▶ [Written instruction]: Bring together all lines of the material below that contain the string "since".

▶ [Data extract]:
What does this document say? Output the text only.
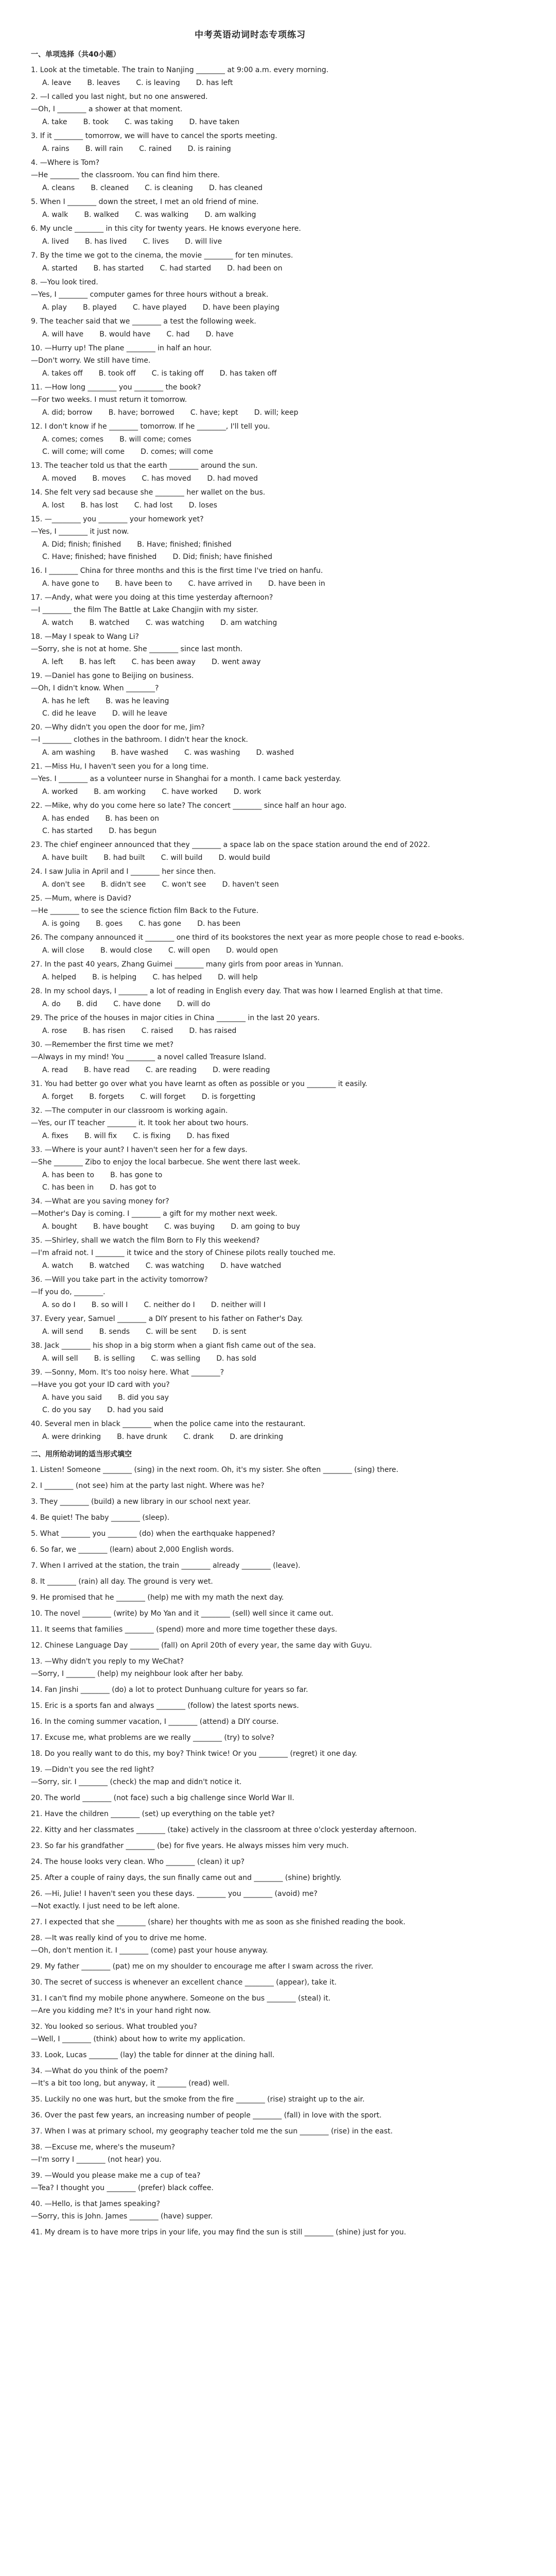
中考英语动词时态专项练习
一、单项选择（共40小题）
1. Look at the timetable. The train to Nanjing ________ at 9:00 a.m. every morning.
A. leave       B. leaves       C. is leaving       D. has left
2. —I called you last night, but no one answered.
—Oh, I ________ a shower at that moment.
A. take       B. took       C. was taking       D. have taken
3. If it ________ tomorrow, we will have to cancel the sports meeting.
A. rains       B. will rain       C. rained       D. is raining
4. —Where is Tom?
—He ________ the classroom. You can find him there.
A. cleans       B. cleaned       C. is cleaning       D. has cleaned
5. When I ________ down the street, I met an old friend of mine.
A. walk       B. walked       C. was walking       D. am walking
6. My uncle ________ in this city for twenty years. He knows everyone here.
A. lived       B. has lived       C. lives       D. will live
7. By the time we got to the cinema, the movie ________ for ten minutes.
A. started       B. has started       C. had started       D. had been on
8. —You look tired.
—Yes, I ________ computer games for three hours without a break.
A. play       B. played       C. have played       D. have been playing
9. The teacher said that we ________ a test the following week.
A. will have       B. would have       C. had       D. have
10. —Hurry up! The plane ________ in half an hour.
—Don't worry. We still have time.
A. takes off       B. took off       C. is taking off       D. has taken off
11. —How long ________ you ________ the book?
—For two weeks. I must return it tomorrow.
A. did; borrow       B. have; borrowed       C. have; kept       D. will; keep
12. I don't know if he ________ tomorrow. If he ________, I'll tell you.
A. comes; comes       B. will come; comes
C. will come; will come       D. comes; will come
13. The teacher told us that the earth ________ around the sun.
A. moved       B. moves       C. has moved       D. had moved
14. She felt very sad because she ________ her wallet on the bus.
A. lost       B. has lost       C. had lost       D. loses
15. —________ you ________ your homework yet?
—Yes, I ________ it just now.
A. Did; finish; finished       B. Have; finished; finished
C. Have; finished; have finished       D. Did; finish; have finished
16. I ________ China for three months and this is the first time I've tried on hanfu.
A. have gone to       B. have been to       C. have arrived in       D. have been in
17. —Andy, what were you doing at this time yesterday afternoon?
—I ________ the film The Battle at Lake Changjin with my sister.
A. watch       B. watched       C. was watching       D. am watching
18. —May I speak to Wang Li?
—Sorry, she is not at home. She ________ since last month.
A. left       B. has left       C. has been away       D. went away
19. —Daniel has gone to Beijing on business.
—Oh, I didn't know. When ________?
A. has he left       B. was he leaving
C. did he leave       D. will he leave
20. —Why didn't you open the door for me, Jim?
—I ________ clothes in the bathroom. I didn't hear the knock.
A. am washing       B. have washed       C. was washing       D. washed
21. —Miss Hu, I haven't seen you for a long time.
—Yes. I ________ as a volunteer nurse in Shanghai for a month. I came back yesterday.
A. worked       B. am working       C. have worked       D. work
22. —Mike, why do you come here so late? The concert ________ since half an hour ago.
A. has ended       B. has been on
C. has started       D. has begun
23. The chief engineer announced that they ________ a space lab on the space station around the end of 2022.
A. have built       B. had built       C. will build       D. would build
24. I saw Julia in April and I ________ her since then.
A. don't see       B. didn't see       C. won't see       D. haven't seen
25. —Mum, where is David?
—He ________ to see the science fiction film Back to the Future.
A. is going       B. goes       C. has gone       D. has been
26. The company announced it ________ one third of its bookstores the next year as more people chose to read e-books.
A. will close       B. would close       C. will open       D. would open
27. In the past 40 years, Zhang Guimei ________ many girls from poor areas in Yunnan.
A. helped       B. is helping       C. has helped       D. will help
28. In my school days, I ________ a lot of reading in English every day. That was how I learned English at that time.
A. do       B. did       C. have done       D. will do
29. The price of the houses in major cities in China ________ in the last 20 years.
A. rose       B. has risen       C. raised       D. has raised
30. —Remember the first time we met?
—Always in my mind! You ________ a novel called Treasure Island.
A. read       B. have read       C. are reading       D. were reading
31. You had better go over what you have learnt as often as possible or you ________ it easily.
A. forget       B. forgets       C. will forget       D. is forgetting
32. —The computer in our classroom is working again.
—Yes, our IT teacher ________ it. It took her about two hours.
A. fixes       B. will fix       C. is fixing       D. has fixed
33. —Where is your aunt? I haven't seen her for a few days.
—She ________ Zibo to enjoy the local barbecue. She went there last week.
A. has been to       B. has gone to
C. has been in       D. has got to
34. —What are you saving money for?
—Mother's Day is coming. I ________ a gift for my mother next week.
A. bought       B. have bought       C. was buying       D. am going to buy
35. —Shirley, shall we watch the film Born to Fly this weekend?
—I'm afraid not. I ________ it twice and the story of Chinese pilots really touched me.
A. watch       B. watched       C. was watching       D. have watched
36. —Will you take part in the activity tomorrow?
—If you do, ________.
A. so do I       B. so will I       C. neither do I       D. neither will I
37. Every year, Samuel ________ a DIY present to his father on Father's Day.
A. will send       B. sends       C. will be sent       D. is sent
38. Jack ________ his shop in a big storm when a giant fish came out of the sea.
A. will sell       B. is selling       C. was selling       D. has sold
39. —Sonny, Mom. It's too noisy here. What ________?
—Have you got your ID card with you?
A. have you said       B. did you say
C. do you say       D. had you said
40. Several men in black ________ when the police came into the restaurant.
A. were drinking       B. have drunk       C. drank       D. are drinking
二、用所给动词的适当形式填空
1. Listen! Someone ________ (sing) in the next room. Oh, it's my sister. She often ________ (sing) there.
2. I ________ (not see) him at the party last night. Where was he?
3. They ________ (build) a new library in our school next year.
4. Be quiet! The baby ________ (sleep).
5. What ________ you ________ (do) when the earthquake happened?
6. So far, we ________ (learn) about 2,000 English words.
7. When I arrived at the station, the train ________ already ________ (leave).
8. It ________ (rain) all day. The ground is very wet.
9. He promised that he ________ (help) me with my math the next day.
10. The novel ________ (write) by Mo Yan and it ________ (sell) well since it came out.
11. It seems that families ________ (spend) more and more time together these days.
12. Chinese Language Day ________ (fall) on April 20th of every year, the same day with Guyu.
13. —Why didn't you reply to my WeChat?
—Sorry, I ________ (help) my neighbour look after her baby.
14. Fan Jinshi ________ (do) a lot to protect Dunhuang culture for years so far.
15. Eric is a sports fan and always ________ (follow) the latest sports news.
16. In the coming summer vacation, I ________ (attend) a DIY course.
17. Excuse me, what problems are we really ________ (try) to solve?
18. Do you really want to do this, my boy? Think twice! Or you ________ (regret) it one day.
19. —Didn't you see the red light?
—Sorry, sir. I ________ (check) the map and didn't notice it.
20. The world ________ (not face) such a big challenge since World War II.
21. Have the children ________ (set) up everything on the table yet?
22. Kitty and her classmates ________ (take) actively in the classroom at three o'clock yesterday afternoon.
23. So far his grandfather ________ (be) for five years. He always misses him very much.
24. The house looks very clean. Who ________ (clean) it up?
25. After a couple of rainy days, the sun finally came out and ________ (shine) brightly.
26. —Hi, Julie! I haven't seen you these days. ________ you ________ (avoid) me?
—Not exactly. I just need to be left alone.
27. I expected that she ________ (share) her thoughts with me as soon as she finished reading the book.
28. —It was really kind of you to drive me home.
—Oh, don't mention it. I ________ (come) past your house anyway.
29. My father ________ (pat) me on my shoulder to encourage me after I swam across the river.
30. The secret of success is whenever an excellent chance ________ (appear), take it.
31. I can't find my mobile phone anywhere. Someone on the bus ________ (steal) it.
—Are you kidding me? It's in your hand right now.
32. You looked so serious. What troubled you?
—Well, I ________ (think) about how to write my application.
33. Look, Lucas ________ (lay) the table for dinner at the dining hall.
34. —What do you think of the poem?
—It's a bit too long, but anyway, it ________ (read) well.
35. Luckily no one was hurt, but the smoke from the fire ________ (rise) straight up to the air.
36. Over the past few years, an increasing number of people ________ (fall) in love with the sport.
37. When I was at primary school, my geography teacher told me the sun ________ (rise) in the east.
38. —Excuse me, where's the museum?
—I'm sorry I ________ (not hear) you.
39. —Would you please make me a cup of tea?
—Tea? I thought you ________ (prefer) black coffee.
40. —Hello, is that James speaking?
—Sorry, this is John. James ________ (have) supper.
41. My dream is to have more trips in your life, you may find the sun is still ________ (shine) just for you.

▶ [Solution for this task]:
—Sorry, she is not at home. She ________ since last month.
22. —Mike, why do you come here so late? The concert ________ since half an hour ago.
24. I saw Julia in April and I ________ her since then.
10. The novel ________ (write) by Mo Yan and it ________ (sell) well since it came out.
20. The world ________ (not face) such a big challenge since World War II.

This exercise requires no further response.